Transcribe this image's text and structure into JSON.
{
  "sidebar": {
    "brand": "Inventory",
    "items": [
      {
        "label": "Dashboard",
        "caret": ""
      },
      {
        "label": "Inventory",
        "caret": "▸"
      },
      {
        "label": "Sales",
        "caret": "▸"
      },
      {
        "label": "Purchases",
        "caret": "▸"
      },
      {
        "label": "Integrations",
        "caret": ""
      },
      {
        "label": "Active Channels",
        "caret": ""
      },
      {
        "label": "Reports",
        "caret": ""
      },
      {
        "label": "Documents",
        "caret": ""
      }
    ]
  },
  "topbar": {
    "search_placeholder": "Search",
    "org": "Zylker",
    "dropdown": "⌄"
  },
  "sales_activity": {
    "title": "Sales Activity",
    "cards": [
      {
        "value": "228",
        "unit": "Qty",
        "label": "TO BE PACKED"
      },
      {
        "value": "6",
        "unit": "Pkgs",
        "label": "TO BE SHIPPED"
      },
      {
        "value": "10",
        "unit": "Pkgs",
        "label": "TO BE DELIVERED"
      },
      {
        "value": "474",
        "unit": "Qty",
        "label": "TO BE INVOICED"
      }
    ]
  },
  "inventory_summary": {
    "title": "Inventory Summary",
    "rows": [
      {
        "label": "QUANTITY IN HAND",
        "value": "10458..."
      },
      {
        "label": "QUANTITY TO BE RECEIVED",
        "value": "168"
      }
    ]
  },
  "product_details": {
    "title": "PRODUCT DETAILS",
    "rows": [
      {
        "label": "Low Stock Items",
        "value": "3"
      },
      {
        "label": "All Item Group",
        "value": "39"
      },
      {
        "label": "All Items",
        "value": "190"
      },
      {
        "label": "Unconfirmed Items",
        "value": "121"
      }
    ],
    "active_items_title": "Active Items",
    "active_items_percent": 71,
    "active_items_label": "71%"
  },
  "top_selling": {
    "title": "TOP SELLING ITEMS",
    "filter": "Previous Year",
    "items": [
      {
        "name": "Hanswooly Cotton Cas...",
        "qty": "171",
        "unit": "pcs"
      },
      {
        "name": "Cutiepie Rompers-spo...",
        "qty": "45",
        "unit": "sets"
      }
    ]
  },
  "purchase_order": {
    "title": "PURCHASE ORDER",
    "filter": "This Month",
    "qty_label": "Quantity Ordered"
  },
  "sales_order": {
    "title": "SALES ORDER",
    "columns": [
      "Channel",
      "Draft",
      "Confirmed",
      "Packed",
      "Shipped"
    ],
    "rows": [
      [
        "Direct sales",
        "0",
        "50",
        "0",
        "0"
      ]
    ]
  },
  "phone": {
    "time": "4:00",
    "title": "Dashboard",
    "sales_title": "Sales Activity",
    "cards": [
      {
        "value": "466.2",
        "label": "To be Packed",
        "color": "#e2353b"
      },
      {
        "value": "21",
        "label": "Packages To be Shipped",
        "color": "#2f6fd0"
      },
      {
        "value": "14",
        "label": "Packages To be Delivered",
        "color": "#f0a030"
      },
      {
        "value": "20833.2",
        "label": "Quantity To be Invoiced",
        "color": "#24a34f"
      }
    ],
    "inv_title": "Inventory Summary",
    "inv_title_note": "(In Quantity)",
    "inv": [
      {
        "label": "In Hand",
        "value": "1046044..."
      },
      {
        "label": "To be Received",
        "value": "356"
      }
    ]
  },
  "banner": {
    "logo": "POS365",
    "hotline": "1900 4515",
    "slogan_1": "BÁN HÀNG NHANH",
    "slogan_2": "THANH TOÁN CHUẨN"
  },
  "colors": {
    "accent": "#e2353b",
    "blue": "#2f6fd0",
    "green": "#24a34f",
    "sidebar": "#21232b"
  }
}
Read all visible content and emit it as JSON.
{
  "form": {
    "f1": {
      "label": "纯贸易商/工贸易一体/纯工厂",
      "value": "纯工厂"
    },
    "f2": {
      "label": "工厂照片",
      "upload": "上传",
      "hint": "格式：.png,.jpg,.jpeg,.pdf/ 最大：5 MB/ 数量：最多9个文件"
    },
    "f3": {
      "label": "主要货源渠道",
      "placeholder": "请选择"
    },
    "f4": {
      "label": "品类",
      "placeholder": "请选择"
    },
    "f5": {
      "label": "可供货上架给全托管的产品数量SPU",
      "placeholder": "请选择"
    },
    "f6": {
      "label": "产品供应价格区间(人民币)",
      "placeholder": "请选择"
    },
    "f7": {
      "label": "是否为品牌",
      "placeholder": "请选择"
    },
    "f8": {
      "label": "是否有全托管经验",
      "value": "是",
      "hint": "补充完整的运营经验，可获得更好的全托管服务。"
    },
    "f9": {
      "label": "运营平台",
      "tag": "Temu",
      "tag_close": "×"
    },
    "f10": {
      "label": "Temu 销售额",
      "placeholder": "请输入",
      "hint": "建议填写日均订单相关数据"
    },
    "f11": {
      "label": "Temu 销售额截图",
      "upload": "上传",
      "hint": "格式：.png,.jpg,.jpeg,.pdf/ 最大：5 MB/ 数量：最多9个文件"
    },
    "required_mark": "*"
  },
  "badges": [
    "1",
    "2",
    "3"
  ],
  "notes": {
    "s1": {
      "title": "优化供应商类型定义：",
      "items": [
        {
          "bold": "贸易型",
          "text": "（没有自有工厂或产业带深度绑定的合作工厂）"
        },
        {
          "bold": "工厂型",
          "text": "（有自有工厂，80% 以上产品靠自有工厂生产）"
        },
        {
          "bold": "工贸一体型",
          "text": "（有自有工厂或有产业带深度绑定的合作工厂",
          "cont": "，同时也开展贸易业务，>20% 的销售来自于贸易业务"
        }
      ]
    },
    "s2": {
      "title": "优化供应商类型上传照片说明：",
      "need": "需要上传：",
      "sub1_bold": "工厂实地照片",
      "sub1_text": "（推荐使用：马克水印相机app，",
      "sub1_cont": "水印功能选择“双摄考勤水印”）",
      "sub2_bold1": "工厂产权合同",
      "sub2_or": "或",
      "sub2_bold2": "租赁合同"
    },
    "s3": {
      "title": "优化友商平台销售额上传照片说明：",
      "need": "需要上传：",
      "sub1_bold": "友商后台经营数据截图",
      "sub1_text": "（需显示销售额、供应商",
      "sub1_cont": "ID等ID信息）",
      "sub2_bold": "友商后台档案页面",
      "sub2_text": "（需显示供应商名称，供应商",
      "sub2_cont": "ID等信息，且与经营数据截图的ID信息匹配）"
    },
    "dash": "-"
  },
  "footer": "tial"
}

WHAT YOU WILL DO: Write out only the final block of lines, starting at the line with "Read all visible content and emit it as JSON." and running to the end of the material.

EXERCISE RESULT:
Read all visible content and emit it as JSON.
{
  "form": {
    "f1": {
      "label": "纯贸易商/工贸易一体/纯工厂",
      "value": "纯工厂"
    },
    "f2": {
      "label": "工厂照片",
      "upload": "上传",
      "hint": "格式：.png,.jpg,.jpeg,.pdf/ 最大：5 MB/ 数量：最多9个文件"
    },
    "f3": {
      "label": "主要货源渠道",
      "placeholder": "请选择"
    },
    "f4": {
      "label": "品类",
      "placeholder": "请选择"
    },
    "f5": {
      "label": "可供货上架给全托管的产品数量SPU",
      "placeholder": "请选择"
    },
    "f6": {
      "label": "产品供应价格区间(人民币)",
      "placeholder": "请选择"
    },
    "f7": {
      "label": "是否为品牌",
      "placeholder": "请选择"
    },
    "f8": {
      "label": "是否有全托管经验",
      "value": "是",
      "hint": "补充完整的运营经验，可获得更好的全托管服务。"
    },
    "f9": {
      "label": "运营平台",
      "tag": "Temu",
      "tag_close": "×"
    },
    "f10": {
      "label": "Temu 销售额",
      "placeholder": "请输入",
      "hint": "建议填写日均订单相关数据"
    },
    "f11": {
      "label": "Temu 销售额截图",
      "upload": "上传",
      "hint": "格式：.png,.jpg,.jpeg,.pdf/ 最大：5 MB/ 数量：最多9个文件"
    },
    "required_mark": "*"
  },
  "badges": [
    "1",
    "2",
    "3"
  ],
  "notes": {
    "s1": {
      "title": "优化供应商类型定义：",
      "items": [
        {
          "bold": "贸易型",
          "text": "（没有自有工厂或产业带深度绑定的合作工厂）"
        },
        {
          "bold": "工厂型",
          "text": "（有自有工厂，80% 以上产品靠自有工厂生产）"
        },
        {
          "bold": "工贸一体型",
          "text": "（有自有工厂或有产业带深度绑定的合作工厂",
          "cont": "，同时也开展贸易业务，>20% 的销售来自于贸易业务"
        }
      ]
    },
    "s2": {
      "title": "优化供应商类型上传照片说明：",
      "need": "需要上传：",
      "sub1_bold": "工厂实地照片",
      "sub1_text": "（推荐使用：马克水印相机app，",
      "sub1_cont": "水印功能选择“双摄考勤水印”）",
      "sub2_bold1": "工厂产权合同",
      "sub2_or": "或",
      "sub2_bold2": "租赁合同"
    },
    "s3": {
      "title": "优化友商平台销售额上传照片说明：",
      "need": "需要上传：",
      "sub1_bold": "友商后台经营数据截图",
      "sub1_text": "（需显示销售额、供应商",
      "sub1_cont": "ID等ID信息）",
      "sub2_bold": "友商后台档案页面",
      "sub2_text": "（需显示供应商名称，供应商",
      "sub2_cont": "ID等信息，且与经营数据截图的ID信息匹配）"
    },
    "dash": "-"
  },
  "footer": "tial"
}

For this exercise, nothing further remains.